His death aged just 39, after a life blighted by drink and poverty, deprived the literary world of one of its most beautiful and original voices. Now the BBC and screenwriter Andrew Davies are to tackle Dylan Thomas's last days in a TV biopic to mark the centenary of his birth.
A Poet In New York will be a 75-minute film about the time Thomas spent in the US during October and early November 1953, with a location shoot planned. Made by fellow Welshman Griff Rhys Jones's production company Modern TV for BBC Wales, the drama is intended to air on BBC2 on 27 October 2014, 100 years to the day since the birth of the writer best known for his radio "play for voices" Under Milk Wood, as well as his poems about mortality And Death Shall Have No Dominion and Do Not Go Gentle Into that Good Night .

Davies, one of the UK's most prolific and successful screenwriters, with credits including Pride and Prejudice, House of Cards and The Tailor of Panama, told the Guardian that actor Toby Jones was a candidate for the part of Thomas, which has yet to be cast. Jones has portrayed real life figures including Truman Capote and Karl Rove.
But he said he needed to finish the script before a decision was taken. "I don't think we can get someone who looks like him – he was so distinctive. The voice is impressive too – but oddly he doesn't sound Welsh. I think he had elocution lessons when he was younger."

Job 1 >> Reproduce the entries verbatim, from the start of the entries through the line containing "Bar xyxy=(14,400,444,422)".

Entries excerpted from a collection:
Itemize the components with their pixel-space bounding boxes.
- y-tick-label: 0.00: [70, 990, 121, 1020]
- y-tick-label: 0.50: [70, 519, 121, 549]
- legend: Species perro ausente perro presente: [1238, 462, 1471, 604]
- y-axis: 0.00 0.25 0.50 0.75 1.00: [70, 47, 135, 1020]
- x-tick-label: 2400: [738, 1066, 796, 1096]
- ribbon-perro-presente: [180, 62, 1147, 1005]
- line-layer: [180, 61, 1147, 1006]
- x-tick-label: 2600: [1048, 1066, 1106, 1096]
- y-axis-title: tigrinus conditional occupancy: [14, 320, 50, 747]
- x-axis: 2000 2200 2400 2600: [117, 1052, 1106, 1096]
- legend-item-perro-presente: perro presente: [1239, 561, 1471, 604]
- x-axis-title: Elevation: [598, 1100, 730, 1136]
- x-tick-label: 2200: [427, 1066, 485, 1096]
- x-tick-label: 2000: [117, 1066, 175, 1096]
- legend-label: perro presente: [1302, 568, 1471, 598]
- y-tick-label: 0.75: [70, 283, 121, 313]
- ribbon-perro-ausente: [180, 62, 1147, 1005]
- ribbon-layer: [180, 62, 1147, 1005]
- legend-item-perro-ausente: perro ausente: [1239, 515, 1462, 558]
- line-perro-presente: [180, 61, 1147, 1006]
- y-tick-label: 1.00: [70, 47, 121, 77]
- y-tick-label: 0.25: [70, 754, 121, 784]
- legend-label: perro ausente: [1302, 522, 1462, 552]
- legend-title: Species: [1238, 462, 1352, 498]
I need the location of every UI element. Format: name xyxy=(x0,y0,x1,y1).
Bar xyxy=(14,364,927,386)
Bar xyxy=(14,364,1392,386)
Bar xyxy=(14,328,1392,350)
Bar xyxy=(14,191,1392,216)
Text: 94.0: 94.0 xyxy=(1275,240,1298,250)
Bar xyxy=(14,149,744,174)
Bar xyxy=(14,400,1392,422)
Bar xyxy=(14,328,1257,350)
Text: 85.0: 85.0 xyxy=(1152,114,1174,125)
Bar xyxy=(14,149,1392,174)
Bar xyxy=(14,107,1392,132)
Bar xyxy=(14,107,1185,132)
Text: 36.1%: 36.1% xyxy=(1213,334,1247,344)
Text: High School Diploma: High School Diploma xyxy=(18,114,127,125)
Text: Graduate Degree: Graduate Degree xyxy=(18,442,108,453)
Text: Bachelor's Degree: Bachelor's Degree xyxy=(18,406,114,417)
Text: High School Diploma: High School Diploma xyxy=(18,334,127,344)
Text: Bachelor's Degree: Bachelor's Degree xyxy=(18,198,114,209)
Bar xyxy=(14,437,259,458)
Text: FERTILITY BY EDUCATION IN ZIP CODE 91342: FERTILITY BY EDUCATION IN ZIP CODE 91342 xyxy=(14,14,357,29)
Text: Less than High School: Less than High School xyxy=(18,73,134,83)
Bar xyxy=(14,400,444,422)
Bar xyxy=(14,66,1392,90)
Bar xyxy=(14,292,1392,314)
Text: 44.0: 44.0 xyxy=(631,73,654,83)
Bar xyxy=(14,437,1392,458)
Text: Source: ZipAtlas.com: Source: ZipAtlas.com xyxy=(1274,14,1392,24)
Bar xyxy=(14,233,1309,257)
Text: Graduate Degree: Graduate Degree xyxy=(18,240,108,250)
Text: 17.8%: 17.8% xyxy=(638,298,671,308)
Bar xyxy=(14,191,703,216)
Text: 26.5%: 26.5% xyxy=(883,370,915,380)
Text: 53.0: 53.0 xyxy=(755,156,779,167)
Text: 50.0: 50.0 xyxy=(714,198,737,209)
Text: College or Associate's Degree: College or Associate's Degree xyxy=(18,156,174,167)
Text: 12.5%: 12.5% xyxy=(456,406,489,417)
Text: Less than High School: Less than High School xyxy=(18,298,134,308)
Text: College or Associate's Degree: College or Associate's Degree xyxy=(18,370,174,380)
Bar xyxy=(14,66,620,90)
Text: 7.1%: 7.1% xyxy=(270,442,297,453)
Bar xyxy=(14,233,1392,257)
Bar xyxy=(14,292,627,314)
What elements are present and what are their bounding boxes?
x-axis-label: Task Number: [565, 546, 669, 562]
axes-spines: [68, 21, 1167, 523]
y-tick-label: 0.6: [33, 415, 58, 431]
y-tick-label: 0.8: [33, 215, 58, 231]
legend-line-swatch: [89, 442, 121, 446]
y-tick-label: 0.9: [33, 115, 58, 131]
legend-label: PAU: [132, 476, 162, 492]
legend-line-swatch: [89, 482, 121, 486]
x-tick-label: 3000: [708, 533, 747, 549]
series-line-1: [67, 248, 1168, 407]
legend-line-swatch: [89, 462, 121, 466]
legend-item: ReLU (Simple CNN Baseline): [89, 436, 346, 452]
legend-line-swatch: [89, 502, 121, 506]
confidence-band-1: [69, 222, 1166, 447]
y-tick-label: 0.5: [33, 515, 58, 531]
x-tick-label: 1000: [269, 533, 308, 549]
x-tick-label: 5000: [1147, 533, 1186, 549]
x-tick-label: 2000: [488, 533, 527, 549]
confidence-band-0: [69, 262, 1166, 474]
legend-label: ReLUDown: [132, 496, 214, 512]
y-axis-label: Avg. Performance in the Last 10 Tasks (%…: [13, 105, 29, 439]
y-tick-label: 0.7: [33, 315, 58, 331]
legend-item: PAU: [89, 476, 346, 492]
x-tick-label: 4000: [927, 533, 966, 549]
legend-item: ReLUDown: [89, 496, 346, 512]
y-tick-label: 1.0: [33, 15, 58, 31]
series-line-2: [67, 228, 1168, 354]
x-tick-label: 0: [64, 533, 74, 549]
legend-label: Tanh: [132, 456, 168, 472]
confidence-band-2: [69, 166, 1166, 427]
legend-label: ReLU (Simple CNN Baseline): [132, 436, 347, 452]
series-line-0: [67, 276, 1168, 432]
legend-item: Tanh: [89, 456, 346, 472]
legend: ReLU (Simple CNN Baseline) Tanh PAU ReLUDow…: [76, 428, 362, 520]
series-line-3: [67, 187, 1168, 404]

Job 2 >> In the text about the Dylan Thomas biopic, on what date is the drama meant to air on BBC2?

Full response 1 >>
Itemize the components with their pixel-space bounding boxes.
- y-tick-label: 0.00: [70, 990, 121, 1020]
- y-tick-label: 0.50: [70, 519, 121, 549]
- legend: Species perro ausente perro presente: [1238, 462, 1471, 604]
- y-axis: 0.00 0.25 0.50 0.75 1.00: [70, 47, 135, 1020]
- x-tick-label: 2400: [738, 1066, 796, 1096]
- ribbon-perro-presente: [180, 62, 1147, 1005]
- line-layer: [180, 61, 1147, 1006]
- x-tick-label: 2600: [1048, 1066, 1106, 1096]
- y-axis-title: tigrinus conditional occupancy: [14, 320, 50, 747]
- x-axis: 2000 2200 2400 2600: [117, 1052, 1106, 1096]
- legend-item-perro-presente: perro presente: [1239, 561, 1471, 604]
- x-axis-title: Elevation: [598, 1100, 730, 1136]
- x-tick-label: 2200: [427, 1066, 485, 1096]
- x-tick-label: 2000: [117, 1066, 175, 1096]
- legend-label: perro presente: [1302, 568, 1471, 598]
- y-tick-label: 0.75: [70, 283, 121, 313]
- ribbon-perro-ausente: [180, 62, 1147, 1005]
- ribbon-layer: [180, 62, 1147, 1005]
- legend-item-perro-ausente: perro ausente: [1239, 515, 1462, 558]
- line-perro-presente: [180, 61, 1147, 1006]
- y-tick-label: 1.00: [70, 47, 121, 77]
- y-tick-label: 0.25: [70, 754, 121, 784]
- legend-label: perro ausente: [1302, 522, 1462, 552]
- legend-title: Species: [1238, 462, 1352, 498]
I need the location of every UI element. Format: name xyxy=(x0,y0,x1,y1).
Bar xyxy=(14,364,927,386)
Bar xyxy=(14,364,1392,386)
Bar xyxy=(14,328,1392,350)
Bar xyxy=(14,191,1392,216)
Text: 94.0: 94.0 xyxy=(1275,240,1298,250)
Bar xyxy=(14,149,744,174)
Bar xyxy=(14,400,1392,422)
Bar xyxy=(14,328,1257,350)
Text: 85.0: 85.0 xyxy=(1152,114,1174,125)
Bar xyxy=(14,149,1392,174)
Bar xyxy=(14,107,1392,132)
Bar xyxy=(14,107,1185,132)
Text: 36.1%: 36.1% xyxy=(1213,334,1247,344)
Text: High School Diploma: High School Diploma xyxy=(18,114,127,125)
Text: Graduate Degree: Graduate Degree xyxy=(18,442,108,453)
Text: Bachelor's Degree: Bachelor's Degree xyxy=(18,406,114,417)
Text: High School Diploma: High School Diploma xyxy=(18,334,127,344)
Text: Bachelor's Degree: Bachelor's Degree xyxy=(18,198,114,209)
Bar xyxy=(14,437,259,458)
Text: FERTILITY BY EDUCATION IN ZIP CODE 91342: FERTILITY BY EDUCATION IN ZIP CODE 91342 xyxy=(14,14,357,29)
Text: Less than High School: Less than High School xyxy=(18,73,134,83)
Bar xyxy=(14,400,444,422)

Full response 2 >> 27 October 2014